> Your task:
Look below. Copy each line that has "this" in it.

> Raw records:
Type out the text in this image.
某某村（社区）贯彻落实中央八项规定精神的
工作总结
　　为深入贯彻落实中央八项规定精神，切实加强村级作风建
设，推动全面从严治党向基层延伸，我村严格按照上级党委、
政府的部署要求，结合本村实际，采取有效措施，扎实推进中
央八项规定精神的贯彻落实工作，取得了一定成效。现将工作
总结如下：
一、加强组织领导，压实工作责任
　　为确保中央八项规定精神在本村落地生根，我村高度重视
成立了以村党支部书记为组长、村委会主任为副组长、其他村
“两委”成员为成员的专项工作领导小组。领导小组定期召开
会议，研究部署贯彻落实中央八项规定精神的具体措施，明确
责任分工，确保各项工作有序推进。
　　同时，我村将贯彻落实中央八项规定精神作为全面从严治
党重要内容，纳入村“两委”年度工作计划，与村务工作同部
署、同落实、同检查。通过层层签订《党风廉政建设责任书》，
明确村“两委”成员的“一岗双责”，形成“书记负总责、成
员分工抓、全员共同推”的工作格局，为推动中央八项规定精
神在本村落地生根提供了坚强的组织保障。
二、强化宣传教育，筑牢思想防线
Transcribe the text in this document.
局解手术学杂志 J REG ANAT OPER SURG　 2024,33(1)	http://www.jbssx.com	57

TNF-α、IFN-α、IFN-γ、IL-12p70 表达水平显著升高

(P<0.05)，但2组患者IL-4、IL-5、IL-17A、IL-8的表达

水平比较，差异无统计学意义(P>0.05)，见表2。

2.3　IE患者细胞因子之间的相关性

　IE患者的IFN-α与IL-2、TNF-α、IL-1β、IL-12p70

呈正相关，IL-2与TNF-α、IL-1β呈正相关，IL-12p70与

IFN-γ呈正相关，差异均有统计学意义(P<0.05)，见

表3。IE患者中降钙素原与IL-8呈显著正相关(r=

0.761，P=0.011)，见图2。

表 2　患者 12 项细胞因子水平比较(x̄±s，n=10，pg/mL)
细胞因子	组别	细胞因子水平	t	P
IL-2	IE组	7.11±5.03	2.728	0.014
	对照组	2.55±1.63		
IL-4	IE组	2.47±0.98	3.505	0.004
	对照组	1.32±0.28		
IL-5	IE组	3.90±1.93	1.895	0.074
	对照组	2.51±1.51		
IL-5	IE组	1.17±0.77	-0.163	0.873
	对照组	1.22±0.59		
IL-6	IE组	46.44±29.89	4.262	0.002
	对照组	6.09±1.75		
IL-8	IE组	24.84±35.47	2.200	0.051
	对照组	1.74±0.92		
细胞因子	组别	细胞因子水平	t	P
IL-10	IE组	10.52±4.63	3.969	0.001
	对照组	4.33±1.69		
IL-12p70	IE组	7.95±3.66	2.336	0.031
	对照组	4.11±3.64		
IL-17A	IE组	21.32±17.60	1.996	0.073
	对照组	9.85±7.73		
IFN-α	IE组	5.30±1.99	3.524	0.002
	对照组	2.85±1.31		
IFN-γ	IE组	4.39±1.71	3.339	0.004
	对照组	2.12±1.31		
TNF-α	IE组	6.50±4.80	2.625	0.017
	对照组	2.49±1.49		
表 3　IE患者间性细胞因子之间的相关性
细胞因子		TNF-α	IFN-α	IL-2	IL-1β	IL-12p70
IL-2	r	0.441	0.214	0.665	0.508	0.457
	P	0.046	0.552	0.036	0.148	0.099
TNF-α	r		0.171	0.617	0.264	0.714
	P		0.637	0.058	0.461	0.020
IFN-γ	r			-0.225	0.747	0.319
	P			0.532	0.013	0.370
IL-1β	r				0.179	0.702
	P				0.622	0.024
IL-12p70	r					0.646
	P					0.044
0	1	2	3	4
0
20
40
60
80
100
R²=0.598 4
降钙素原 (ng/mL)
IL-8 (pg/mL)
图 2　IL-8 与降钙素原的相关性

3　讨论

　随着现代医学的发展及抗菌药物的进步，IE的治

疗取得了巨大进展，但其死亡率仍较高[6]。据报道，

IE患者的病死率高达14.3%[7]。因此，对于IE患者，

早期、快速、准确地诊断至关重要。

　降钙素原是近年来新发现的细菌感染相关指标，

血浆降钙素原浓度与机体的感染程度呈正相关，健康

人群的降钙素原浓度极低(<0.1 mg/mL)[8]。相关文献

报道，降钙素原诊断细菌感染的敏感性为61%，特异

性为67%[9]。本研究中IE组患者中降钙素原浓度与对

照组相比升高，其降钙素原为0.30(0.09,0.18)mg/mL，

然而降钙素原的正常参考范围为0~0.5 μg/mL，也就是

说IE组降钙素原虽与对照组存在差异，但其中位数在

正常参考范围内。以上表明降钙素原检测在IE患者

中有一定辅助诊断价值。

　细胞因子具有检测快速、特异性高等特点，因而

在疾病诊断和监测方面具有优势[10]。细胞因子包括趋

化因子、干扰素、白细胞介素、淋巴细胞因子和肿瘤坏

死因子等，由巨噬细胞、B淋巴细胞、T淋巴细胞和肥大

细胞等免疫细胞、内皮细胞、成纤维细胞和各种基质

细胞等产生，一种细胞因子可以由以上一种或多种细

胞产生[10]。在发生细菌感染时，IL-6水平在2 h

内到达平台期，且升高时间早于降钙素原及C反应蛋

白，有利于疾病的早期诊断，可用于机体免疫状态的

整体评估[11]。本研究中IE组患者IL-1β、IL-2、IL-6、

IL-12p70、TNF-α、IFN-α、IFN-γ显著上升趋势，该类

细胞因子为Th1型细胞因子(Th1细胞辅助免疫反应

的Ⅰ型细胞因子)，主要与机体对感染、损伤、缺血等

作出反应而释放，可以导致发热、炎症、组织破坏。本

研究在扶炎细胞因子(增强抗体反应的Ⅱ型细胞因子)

> Full solution:
Type out the text in this image.
Transcribe the text in this document.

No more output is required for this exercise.